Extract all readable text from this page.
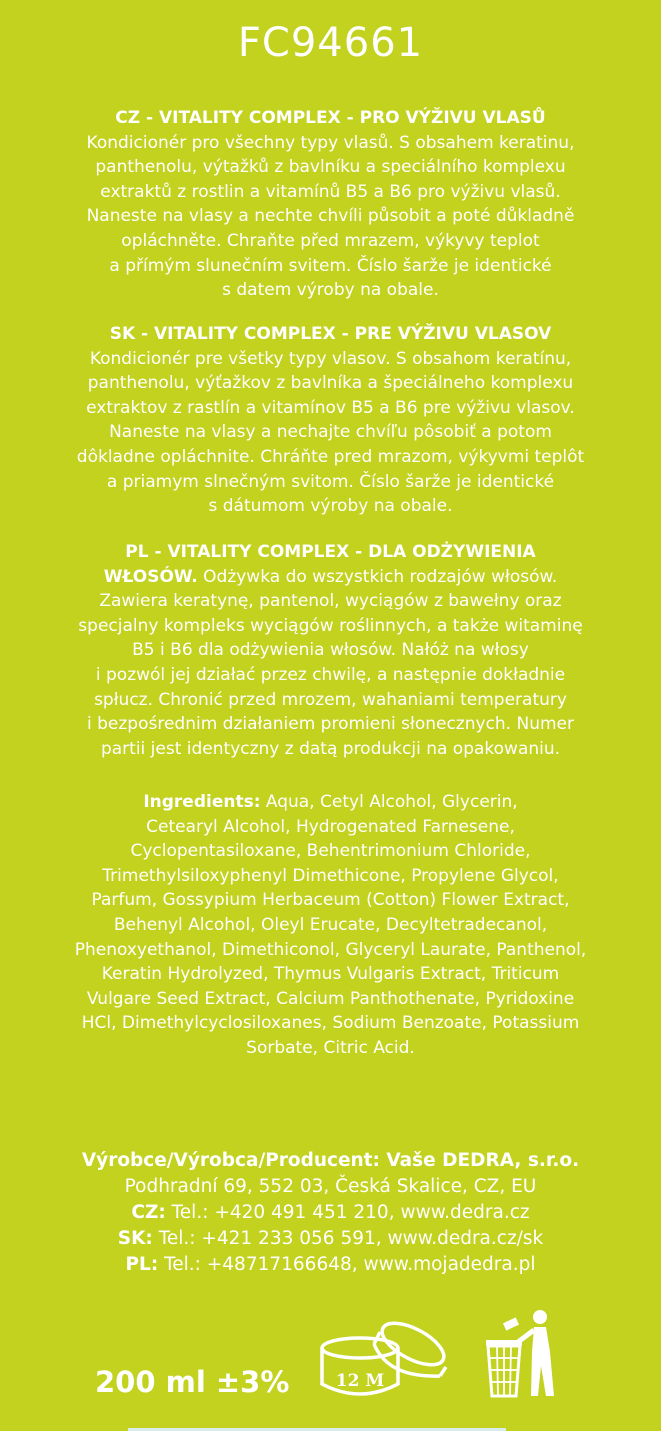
FC94661

CZ - VITALITY COMPLEX - PRO VÝŽIVU VLASŮ

Kondicionér pro všechny typy vlasů. S obsahem keratinu,

panthenolu, výtažků z bavlníku a speciálního komplexu

extraktů z rostlin a vitamínů B5 a B6 pro výživu vlasů.

Naneste na vlasy a nechte chvíli působit a poté důkladně

opláchněte. Chraňte před mrazem, výkyvy teplot

a přímým slunečním svitem. Číslo šarže je identické

s datem výroby na obale.

SK - VITALITY COMPLEX - PRE VÝŽIVU VLASOV

Kondicionér pre všetky typy vlasov. S obsahom keratínu,

panthenolu, výťažkov z bavlníka a špeciálneho komplexu

extraktov z rastlín a vitamínov B5 a B6 pre výživu vlasov.

Naneste na vlasy a nechajte chvíľu pôsobiť a potom

dôkladne opláchnite. Chráňte pred mrazom, výkyvmi teplôt

a priamym slnečným svitom. Číslo šarže je identické

s dátumom výroby na obale.

PL - VITALITY COMPLEX - DLA ODŻYWIENIA

WŁOSÓW. Odżywka do wszystkich rodzajów włosów.

Zawiera keratynę, pantenol, wyciągów z bawełny oraz

specjalny kompleks wyciągów roślinnych, a także witaminę

B5 i B6 dla odżywienia włosów. Nałóż na włosy

i pozwól jej działać przez chwilę, a następnie dokładnie

spłucz. Chronić przed mrozem, wahaniami temperatury

i bezpośrednim działaniem promieni słonecznych. Numer

partii jest identyczny z datą produkcji na opakowaniu.

Ingredients: Aqua, Cetyl Alcohol, Glycerin,

Cetearyl Alcohol, Hydrogenated Farnesene,

Cyclopentasiloxane, Behentrimonium Chloride,

Trimethylsiloxyphenyl Dimethicone, Propylene Glycol,

Parfum, Gossypium Herbaceum (Cotton) Flower Extract,

Behenyl Alcohol, Oleyl Erucate, Decyltetradecanol,

Phenoxyethanol, Dimethiconol, Glyceryl Laurate, Panthenol,

Keratin Hydrolyzed, Thymus Vulgaris Extract, Triticum

Vulgare Seed Extract, Calcium Panthothenate, Pyridoxine

HCl, Dimethylcyclosiloxanes, Sodium Benzoate, Potassium

Sorbate, Citric Acid.

Výrobce/Výrobca/Producent: Vaše DEDRA, s.r.o.

Podhradní 69, 552 03, Česká Skalice, CZ, EU

CZ: Tel.: +420 491 451 210, www.dedra.cz

SK: Tel.: +421 233 056 591, www.dedra.cz/sk

PL: Tel.: +48717166648, www.mojadedra.pl

200 ml ±3%	12 M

********

What is asked :: In the records above, find each line with the word "komplexu" and copy it.

Result for this exercise ::
panthenolu, výtažků z bavlníku a speciálního komplexu
panthenolu, výťažkov z bavlníka a špeciálneho komplexu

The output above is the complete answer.